## STATED TASK 1
Return the part of the passage on reverse indexes between "Avoid: When text" and "is written in.", inclusive, copied word for word.

**** SOURCE

Avoid: When text is too unpredictable and unordered, like for example email
or name
of various products in your store.
Note: Right to left languages are no exception, searched phrase cannot start with wildcard no matter what direction text is written in.
Introducing reverse indexes
First let's explain what reverse index is. B-tree index was series of tests on searched phrase from start to end. Reverse index takes a different approach and it creates tokens from words. Token can be whole word or n-gram (substring of given length from word, for Johnie
3 letter n-grams are: joh
, ohn
, hni
, nie
).
And that allows to build index in slightly different way. For sample data:
1 Paul
2 Roland
3 Carol
Index of 3 letter n-gram tokens will look like:
pau => [p1r1] # that means this n-gram is at position 1 in row 1
aul => [p2r1]
rol => [p1r2,p3r3]
ola => [p2r2]
lan => [p3r2]
and => [p4r2]
car => [p1r3]
aro => [p2r3]
Now if we look for rol
we immediately know that this token is present in rows 2
and 3
. If we search for longer phrase like roland
database may use this index twice - if rol
is found on some position then and
must be found 3 characters later. Only row 2
matches this condition.
Using reverse indexes with default parser
Reverse indexes have its own syntax, let's add one to our table.

********

## STATED TASK 2
Identify each line in the entries below that contains the string "more", and copy every such line in full.

**** ITEMS

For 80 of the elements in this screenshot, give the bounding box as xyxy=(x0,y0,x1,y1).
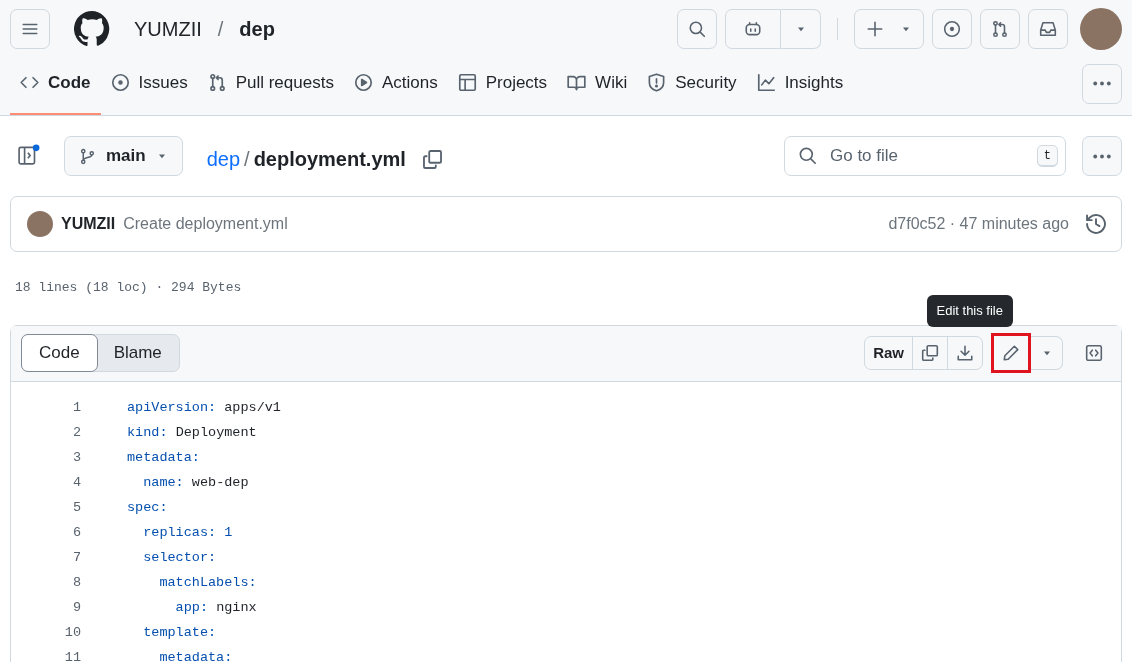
repo-tab[interactable]: Security xyxy=(637,52,747,115)
search-button[interactable] xyxy=(677,9,717,49)
repo-tab[interactable]: Issues xyxy=(100,52,198,115)
more-icon xyxy=(1093,81,1111,86)
tooltip: Edit this file xyxy=(926,295,1013,327)
code-line: matchLabels: xyxy=(158,573,257,592)
graph-icon xyxy=(756,73,776,92)
book-icon xyxy=(567,73,587,92)
repo-tab[interactable]: Insights xyxy=(746,52,854,115)
code-line: spec: xyxy=(127,498,168,517)
file-name: deployment.yml xyxy=(253,147,406,172)
issues-button[interactable] xyxy=(932,9,972,49)
shortcut-key: t xyxy=(1036,145,1058,167)
table-icon xyxy=(457,73,477,92)
logo-icon[interactable] xyxy=(74,11,110,47)
repo-tab[interactable]: Code xyxy=(10,52,101,115)
file-info: 18 lines (18 loc) · 294 Bytes xyxy=(14,279,243,297)
copilot-button[interactable] xyxy=(725,9,781,49)
copy-icon[interactable] xyxy=(421,148,443,170)
repo-tab[interactable]: Projects xyxy=(447,52,558,115)
code-line: selector: xyxy=(142,548,217,567)
more-icon xyxy=(1093,153,1111,159)
sidebar-toggle-icon[interactable] xyxy=(18,144,40,166)
code-line: name: web-dep xyxy=(142,473,249,492)
history-icon[interactable] xyxy=(1085,213,1107,235)
line-number: 7 xyxy=(71,548,81,567)
view-mode-tab[interactable]: Blame xyxy=(96,335,179,371)
line-number: 10 xyxy=(63,623,81,642)
code-line: metadata: xyxy=(127,448,200,467)
repo-link[interactable]: dep xyxy=(239,14,275,44)
menu-button[interactable] xyxy=(10,9,50,49)
issue-icon xyxy=(110,73,130,92)
code-line: template: xyxy=(142,623,217,642)
commit-message: Create deployment.yml xyxy=(123,214,288,234)
branch-icon xyxy=(79,147,96,165)
code-line: replicas: 1 xyxy=(142,523,233,542)
issue-icon xyxy=(943,20,961,38)
code-icon xyxy=(1085,344,1103,362)
breadcrumb-repo-link[interactable]: dep xyxy=(206,144,241,174)
search-icon xyxy=(798,146,817,165)
code-line: apiVersion: apps/v1 xyxy=(127,398,281,417)
code-line: app: nginx xyxy=(174,598,257,617)
view-mode-tab[interactable]: Code xyxy=(21,334,98,372)
commit-hash-time[interactable]: d7f0c52 · 47 minutes ago xyxy=(888,212,1069,236)
create-new-button[interactable] xyxy=(854,9,924,49)
line-number: 6 xyxy=(71,523,81,542)
owner-link[interactable]: YUMZII xyxy=(134,14,202,44)
repo-tab[interactable]: Actions xyxy=(343,52,448,115)
inbox-button[interactable] xyxy=(1028,9,1068,49)
pencil-icon xyxy=(1002,344,1020,362)
pull-request-icon xyxy=(207,73,227,92)
author-avatar xyxy=(27,211,53,237)
search-icon xyxy=(688,20,706,38)
plus-icon xyxy=(866,20,884,38)
play-icon xyxy=(353,73,373,92)
repo-tab[interactable]: Pull requests xyxy=(197,52,344,115)
pull-requests-button[interactable] xyxy=(980,9,1020,49)
user-avatar[interactable] xyxy=(1080,8,1122,50)
inbox-icon xyxy=(1039,20,1057,38)
line-number: 3 xyxy=(71,448,81,467)
code-line: kind: Deployment xyxy=(127,423,257,442)
line-number: 5 xyxy=(71,498,81,517)
repo-tab[interactable]: Wiki xyxy=(557,52,638,115)
download-icon xyxy=(956,344,974,362)
author-link[interactable]: YUMZII xyxy=(61,212,116,236)
code-line: metadata: xyxy=(158,648,233,662)
line-number: 9 xyxy=(71,598,81,617)
copy-icon xyxy=(921,344,939,362)
pull-request-icon xyxy=(991,20,1009,38)
line-number: 11 xyxy=(63,648,81,662)
robot-icon xyxy=(744,20,762,38)
path-separator: / xyxy=(217,17,224,42)
branch-button[interactable]: main xyxy=(64,136,183,176)
line-number: 2 xyxy=(71,423,81,442)
path-separator: / xyxy=(244,147,250,172)
line-number: 4 xyxy=(71,473,81,492)
shield-icon xyxy=(647,73,667,92)
line-number: 8 xyxy=(71,573,81,592)
line-number: 1 xyxy=(71,398,81,417)
edit-button[interactable] xyxy=(991,333,1031,373)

********

## CORRECT RESPONSE 1
Avoid: When text is too unpredictable and unordered, like for example email
or name
of various products in your store.
Note: Right to left languages are no exception, searched phrase cannot start with wildcard no matter what direction text is written in.

## CORRECT RESPONSE 2
more-icon xyxy=(1093,81,1111,86)
more-icon xyxy=(1093,153,1111,159)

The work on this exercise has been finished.